* _Supplied entries_

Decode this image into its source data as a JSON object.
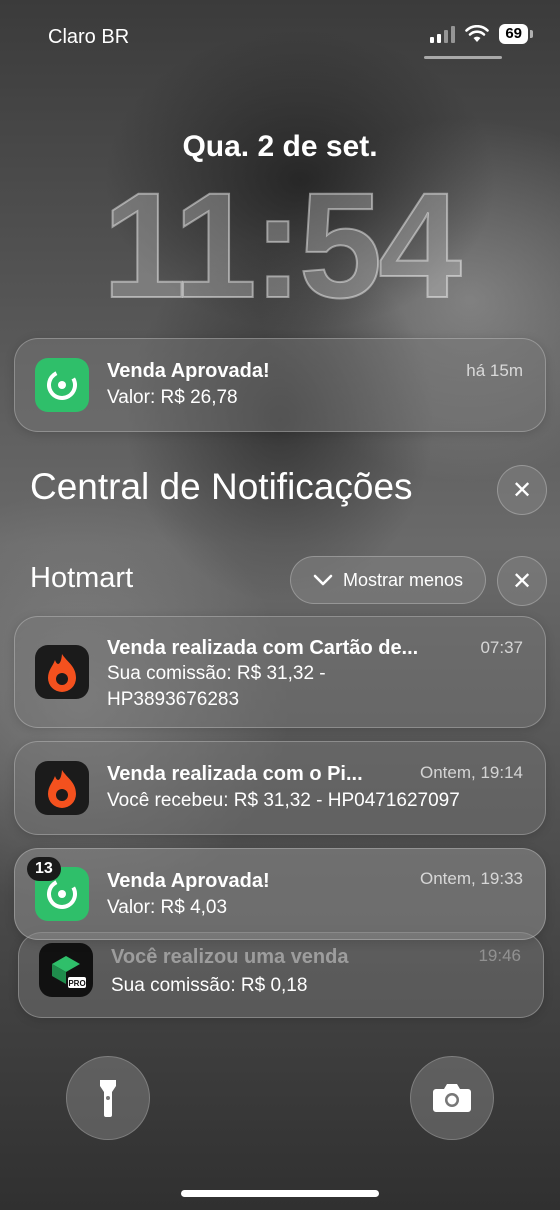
{
  "status_bar": {
    "carrier": "Claro BR",
    "battery": "69"
  },
  "lock": {
    "date": "Qua. 2 de set.",
    "time": "11:54"
  },
  "top_notification": {
    "title": "Venda Aprovada!",
    "body": "Valor: R$ 26,78",
    "time": "há 15m"
  },
  "notification_center": {
    "title": "Central de Notificações",
    "close_label": "✕"
  },
  "group": {
    "app_name": "Hotmart",
    "show_less_label": "Mostrar menos",
    "close_label": "✕",
    "items": [
      {
        "title": "Venda realizada com Cartão de...",
        "body": "Sua comissão: R$ 31,32 -",
        "body2": "HP3893676283",
        "time": "07:37"
      },
      {
        "title": "Venda realizada com o Pi...",
        "body": "Você recebeu: R$ 31,32 - HP0471627097",
        "time": "Ontem, 19:14"
      }
    ]
  },
  "stack": {
    "front": {
      "title": "Venda Aprovada!",
      "body": "Valor: R$ 4,03",
      "time": "Ontem, 19:33",
      "badge": "13"
    },
    "back": {
      "title": "Você realizou uma venda",
      "body": "Sua comissão: R$ 0,18",
      "time": "19:46",
      "icon_label": "PRO"
    }
  },
  "colors": {
    "accent_green": "#2fbf6a",
    "hotmart_orange": "#f4511e"
  }
}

* _Requirements_
Output the data above without changes, apart from leaving out the pictures.

* _Exercise solution_
Decode this image into its source data as a JSON object.
{
  "status_bar": {
    "carrier": "Claro BR",
    "battery": "69"
  },
  "lock": {
    "date": "Qua. 2 de set.",
    "time": "11:54"
  },
  "top_notification": {
    "title": "Venda Aprovada!",
    "body": "Valor: R$ 26,78",
    "time": "há 15m"
  },
  "notification_center": {
    "title": "Central de Notificações",
    "close_label": "✕"
  },
  "group": {
    "app_name": "Hotmart",
    "show_less_label": "Mostrar menos",
    "close_label": "✕",
    "items": [
      {
        "title": "Venda realizada com Cartão de...",
        "body": "Sua comissão: R$ 31,32 -",
        "body2": "HP3893676283",
        "time": "07:37"
      },
      {
        "title": "Venda realizada com o Pi...",
        "body": "Você recebeu: R$ 31,32 - HP0471627097",
        "time": "Ontem, 19:14"
      }
    ]
  },
  "stack": {
    "front": {
      "title": "Venda Aprovada!",
      "body": "Valor: R$ 4,03",
      "time": "Ontem, 19:33",
      "badge": "13"
    },
    "back": {
      "title": "Você realizou uma venda",
      "body": "Sua comissão: R$ 0,18",
      "time": "19:46",
      "icon_label": "PRO"
    }
  },
  "colors": {
    "accent_green": "#2fbf6a",
    "hotmart_orange": "#f4511e"
  }
}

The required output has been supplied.